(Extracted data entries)
········
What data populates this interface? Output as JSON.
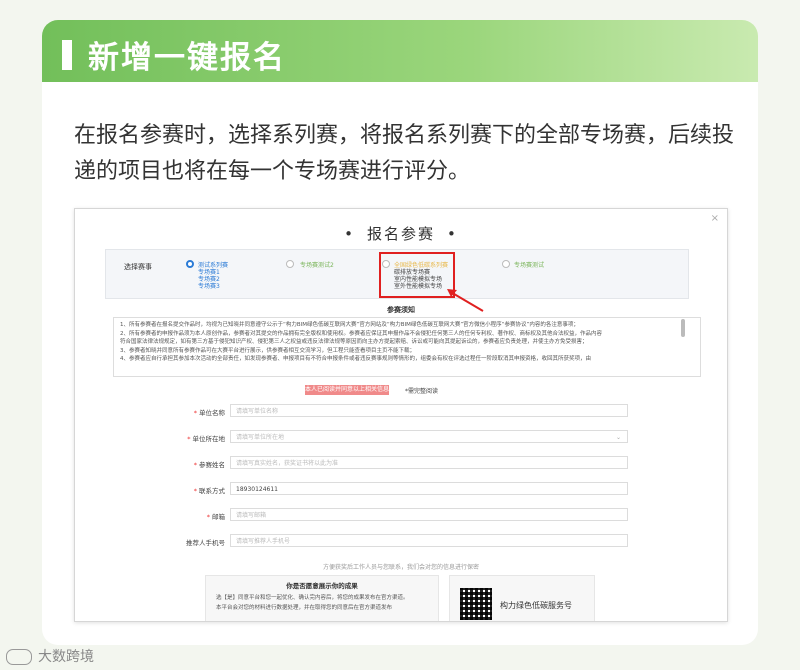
{
  "section": {
    "title": "新增一键报名"
  },
  "description": "在报名参赛时，选择系列赛，将报名系列赛下的全部专场赛，后续投递的项目也将在每一个专场赛进行评分。",
  "form": {
    "close": "×",
    "title": "报名参赛",
    "series_label": "选择赛事",
    "options": [
      {
        "label": "测试系列赛",
        "selected": true,
        "subs": [
          "专场赛1",
          "专场赛2",
          "专场赛3"
        ]
      },
      {
        "label": "专场赛测试2",
        "selected": false
      },
      {
        "label": "全国绿色低碳系列赛",
        "selected": false,
        "subs": [
          "碳排放专场赛",
          "室内性能模拟专场",
          "室外性能模拟专场"
        ]
      },
      {
        "label": "专场赛测试",
        "selected": false
      }
    ],
    "notice_title": "参赛须知",
    "notice_lines": [
      "1、所有参赛者在报名提交作品时，均视为已知晓并同意遵守公示于“构力BIM绿色低碳互联网大赛”官方网站及“构力BIM绿色低碳互联网大赛”官方微信小程序“参赛协议”内容的各注意事项；",
      "2、所有参赛者的申报作品须为本人原创作品，参赛者对其提交的作品拥有完全版权和使用权。参赛者应保证其申报作品不会侵犯任何第三人的任何专利权、著作权、商标权及其他合法权益，作品内容",
      "符合国家法律法规规定，如有第三方基于侵犯知识产权、侵犯第三人之权益或违反法律法规等原因而向主办方提起索赔、诉讼或可能向其提起诉讼的，参赛者应负责处理，并使主办方免受损害；",
      "3、参赛者知晓并同意所有参赛作品可在大赛平台进行展示，供参赛者相互交流学习，但工程只能查看项目主页不能下载；",
      "4、参赛者应自行承担其参加本次活动的全部责任，如发现参赛者、申报项目有不符合申报条件或者违反赛事规则等情形的，组委会有权在评选过程任一阶段取消其申报资格，收回其所获奖项，由"
    ],
    "agree_button": "本人已阅读并同意以上相关信息",
    "agree_link": "*需完整阅读",
    "fields": [
      {
        "label": "单位名称",
        "required": true,
        "placeholder": "请填写单位名称",
        "value": ""
      },
      {
        "label": "单位所在地",
        "required": true,
        "placeholder": "请填写单位所在地",
        "value": "",
        "dropdown": true
      },
      {
        "label": "参赛姓名",
        "required": true,
        "placeholder": "请填写真实姓名，获奖证书将以此为准",
        "value": ""
      },
      {
        "label": "联系方式",
        "required": true,
        "placeholder": "",
        "value": "18930124611"
      },
      {
        "label": "邮箱",
        "required": true,
        "placeholder": "请填写邮箱",
        "value": ""
      },
      {
        "label": "推荐人手机号",
        "required": false,
        "placeholder": "请填写推荐人手机号",
        "value": ""
      }
    ],
    "tip": "方便获奖后工作人员与您联系，我们会对您的信息进行保密",
    "promo": {
      "title": "你是否愿意展示你的成果",
      "line1": "选【是】同意平台和您一起优化、确认完内容后，将您的成果发布在官方渠道。",
      "line2": "本平台会对您的材料进行数据处理，并在取得您的同意后在官方渠道发布"
    },
    "service_name": "构力绿色低碳服务号"
  },
  "watermark": "大数跨境",
  "colors": {
    "accent": "#72bf5a",
    "highlight": "#e02020",
    "link": "#2b7bd6"
  }
}
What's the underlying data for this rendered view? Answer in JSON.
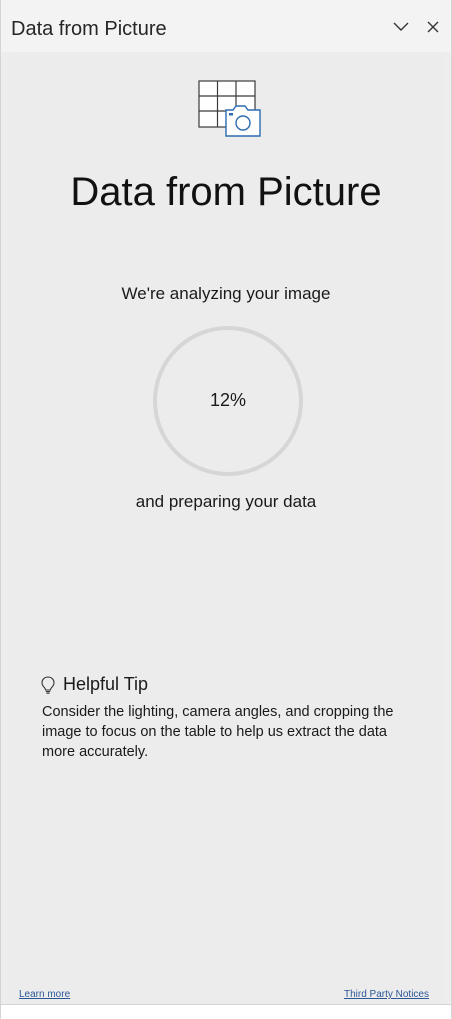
{
  "pane": {
    "title": "Data from Picture",
    "collapse_icon": "chevron-down-icon",
    "close_icon": "close-icon"
  },
  "hero": {
    "icon": "table-camera-icon",
    "title": "Data from Picture"
  },
  "status": {
    "analyzing": "We're analyzing your image",
    "progress_text": "12%",
    "progress_value": 0.12,
    "preparing": "and preparing your data"
  },
  "tip": {
    "icon": "lightbulb-icon",
    "title": "Helpful Tip",
    "body": "Consider the lighting, camera angles, and cropping the image to focus on the table to help us extract the data more accurately."
  },
  "footer": {
    "learn_more": "Learn more",
    "third_party": "Third Party Notices"
  },
  "colors": {
    "link": "#2b5797",
    "ring_track": "#d6d6d6",
    "icon_accent": "#2b6cb0"
  }
}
········
> [GIVEN TASK]:
Your copy should match the records word for word, with the pictures removed.

> [CORRECT RESPONSE]:
What data populates this interface? Output as JSON.
{
  "section": {
    "title": "新增一键报名"
  },
  "description": "在报名参赛时，选择系列赛，将报名系列赛下的全部专场赛，后续投递的项目也将在每一个专场赛进行评分。",
  "form": {
    "close": "×",
    "title": "报名参赛",
    "series_label": "选择赛事",
    "options": [
      {
        "label": "测试系列赛",
        "selected": true,
        "subs": [
          "专场赛1",
          "专场赛2",
          "专场赛3"
        ]
      },
      {
        "label": "专场赛测试2",
        "selected": false
      },
      {
        "label": "全国绿色低碳系列赛",
        "selected": false,
        "subs": [
          "碳排放专场赛",
          "室内性能模拟专场",
          "室外性能模拟专场"
        ]
      },
      {
        "label": "专场赛测试",
        "selected": false
      }
    ],
    "notice_title": "参赛须知",
    "notice_lines": [
      "1、所有参赛者在报名提交作品时，均视为已知晓并同意遵守公示于“构力BIM绿色低碳互联网大赛”官方网站及“构力BIM绿色低碳互联网大赛”官方微信小程序“参赛协议”内容的各注意事项；",
      "2、所有参赛者的申报作品须为本人原创作品，参赛者对其提交的作品拥有完全版权和使用权。参赛者应保证其申报作品不会侵犯任何第三人的任何专利权、著作权、商标权及其他合法权益，作品内容",
      "符合国家法律法规规定，如有第三方基于侵犯知识产权、侵犯第三人之权益或违反法律法规等原因而向主办方提起索赔、诉讼或可能向其提起诉讼的，参赛者应负责处理，并使主办方免受损害；",
      "3、参赛者知晓并同意所有参赛作品可在大赛平台进行展示，供参赛者相互交流学习，但工程只能查看项目主页不能下载；",
      "4、参赛者应自行承担其参加本次活动的全部责任，如发现参赛者、申报项目有不符合申报条件或者违反赛事规则等情形的，组委会有权在评选过程任一阶段取消其申报资格，收回其所获奖项，由"
    ],
    "agree_button": "本人已阅读并同意以上相关信息",
    "agree_link": "*需完整阅读",
    "fields": [
      {
        "label": "单位名称",
        "required": true,
        "placeholder": "请填写单位名称",
        "value": ""
      },
      {
        "label": "单位所在地",
        "required": true,
        "placeholder": "请填写单位所在地",
        "value": "",
        "dropdown": true
      },
      {
        "label": "参赛姓名",
        "required": true,
        "placeholder": "请填写真实姓名，获奖证书将以此为准",
        "value": ""
      },
      {
        "label": "联系方式",
        "required": true,
        "placeholder": "",
        "value": "18930124611"
      },
      {
        "label": "邮箱",
        "required": true,
        "placeholder": "请填写邮箱",
        "value": ""
      },
      {
        "label": "推荐人手机号",
        "required": false,
        "placeholder": "请填写推荐人手机号",
        "value": ""
      }
    ],
    "tip": "方便获奖后工作人员与您联系，我们会对您的信息进行保密",
    "promo": {
      "title": "你是否愿意展示你的成果",
      "line1": "选【是】同意平台和您一起优化、确认完内容后，将您的成果发布在官方渠道。",
      "line2": "本平台会对您的材料进行数据处理，并在取得您的同意后在官方渠道发布"
    },
    "service_name": "构力绿色低碳服务号"
  },
  "watermark": "大数跨境",
  "colors": {
    "accent": "#72bf5a",
    "highlight": "#e02020",
    "link": "#2b7bd6"
  }
}
What's the underlying data for this rendered view? Answer in JSON.
{
  "pane": {
    "title": "Data from Picture",
    "collapse_icon": "chevron-down-icon",
    "close_icon": "close-icon"
  },
  "hero": {
    "icon": "table-camera-icon",
    "title": "Data from Picture"
  },
  "status": {
    "analyzing": "We're analyzing your image",
    "progress_text": "12%",
    "progress_value": 0.12,
    "preparing": "and preparing your data"
  },
  "tip": {
    "icon": "lightbulb-icon",
    "title": "Helpful Tip",
    "body": "Consider the lighting, camera angles, and cropping the image to focus on the table to help us extract the data more accurately."
  },
  "footer": {
    "learn_more": "Learn more",
    "third_party": "Third Party Notices"
  },
  "colors": {
    "link": "#2b5797",
    "ring_track": "#d6d6d6",
    "icon_accent": "#2b6cb0"
  }
}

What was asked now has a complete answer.